-- Problem description --
Retype the material that follows, keeping every word as it is.

[Saved entries]
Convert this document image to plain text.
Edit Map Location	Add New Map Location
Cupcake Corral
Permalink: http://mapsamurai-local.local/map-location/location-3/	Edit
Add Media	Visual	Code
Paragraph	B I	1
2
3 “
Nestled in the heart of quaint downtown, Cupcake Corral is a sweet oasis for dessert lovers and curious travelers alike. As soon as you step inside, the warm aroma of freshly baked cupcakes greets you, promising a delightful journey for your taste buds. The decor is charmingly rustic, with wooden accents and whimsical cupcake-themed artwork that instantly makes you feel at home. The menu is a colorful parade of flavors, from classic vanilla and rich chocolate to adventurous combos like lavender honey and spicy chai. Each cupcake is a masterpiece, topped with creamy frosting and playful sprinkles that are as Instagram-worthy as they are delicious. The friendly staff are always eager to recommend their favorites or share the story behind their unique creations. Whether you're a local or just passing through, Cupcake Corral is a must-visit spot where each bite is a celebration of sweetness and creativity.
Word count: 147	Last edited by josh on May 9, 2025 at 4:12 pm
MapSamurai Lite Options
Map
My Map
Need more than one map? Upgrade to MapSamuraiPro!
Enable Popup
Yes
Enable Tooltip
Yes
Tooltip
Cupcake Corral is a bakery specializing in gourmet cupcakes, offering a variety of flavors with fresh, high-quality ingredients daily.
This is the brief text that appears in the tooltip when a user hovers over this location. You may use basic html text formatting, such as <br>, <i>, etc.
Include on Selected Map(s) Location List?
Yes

-- Task answer --
Convert this document image to plain text.
Edit Map Location	Add New Map Location
Cupcake Corral
Permalink: http://mapsamurai-local.local/map-location/location-3/	Edit
Add Media	Visual	Code
Paragraph	B I	1
2
3 “
Nestled in the heart of quaint downtown, Cupcake Corral is a sweet oasis for dessert lovers and curious travelers alike. As soon as you step inside, the warm aroma of freshly baked cupcakes greets you, promising a delightful journey for your taste buds. The decor is charmingly rustic, with wooden accents and whimsical cupcake-themed artwork that instantly makes you feel at home. The menu is a colorful parade of flavors, from classic vanilla and rich chocolate to adventurous combos like lavender honey and spicy chai. Each cupcake is a masterpiece, topped with creamy frosting and playful sprinkles that are as Instagram-worthy as they are delicious. The friendly staff are always eager to recommend their favorites or share the story behind their unique creations. Whether you're a local or just passing through, Cupcake Corral is a must-visit spot where each bite is a celebration of sweetness and creativity.
Word count: 147	Last edited by josh on May 9, 2025 at 4:12 pm
MapSamurai Lite Options
Map
My Map
Need more than one map? Upgrade to MapSamuraiPro!
Enable Popup
Yes
Enable Tooltip
Yes
Tooltip
Cupcake Corral is a bakery specializing in gourmet cupcakes, offering a variety of flavors with fresh, high-quality ingredients daily.
This is the brief text that appears in the tooltip when a user hovers over this location. You may use basic html text formatting, such as <br>, <i>, etc.
Include on Selected Map(s) Location List?
Yes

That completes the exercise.